[START DATASET ROWS]
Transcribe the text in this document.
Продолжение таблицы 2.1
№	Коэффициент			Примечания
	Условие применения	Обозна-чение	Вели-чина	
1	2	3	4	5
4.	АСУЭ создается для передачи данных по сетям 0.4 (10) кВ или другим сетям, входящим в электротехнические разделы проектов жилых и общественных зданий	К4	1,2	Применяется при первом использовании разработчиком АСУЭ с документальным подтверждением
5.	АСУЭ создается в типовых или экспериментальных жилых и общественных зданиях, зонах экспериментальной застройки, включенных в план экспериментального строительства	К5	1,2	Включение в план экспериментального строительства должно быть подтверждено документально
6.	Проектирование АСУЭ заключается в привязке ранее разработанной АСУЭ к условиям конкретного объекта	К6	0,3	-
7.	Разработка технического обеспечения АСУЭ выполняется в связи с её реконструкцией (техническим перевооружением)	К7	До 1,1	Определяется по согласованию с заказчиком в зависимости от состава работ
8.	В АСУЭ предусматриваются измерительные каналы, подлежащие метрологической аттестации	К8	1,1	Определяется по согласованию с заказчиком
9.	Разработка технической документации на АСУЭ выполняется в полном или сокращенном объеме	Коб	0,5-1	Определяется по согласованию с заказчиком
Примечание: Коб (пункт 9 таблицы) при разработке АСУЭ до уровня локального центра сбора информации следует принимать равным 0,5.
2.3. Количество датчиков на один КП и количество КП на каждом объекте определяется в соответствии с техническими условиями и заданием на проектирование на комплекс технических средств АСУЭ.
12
[END DATASET ROWS]
> _YOUR TASK_
Filter the records down to the lines that contain the string "таблицы", and copy those lines.

> _PROBLEM SOLUTION_
Продолжение таблицы 2.1
Примечание: Коб (пункт 9 таблицы) при разработке АСУЭ до уровня локального центра сбора информации следует принимать равным 0,5.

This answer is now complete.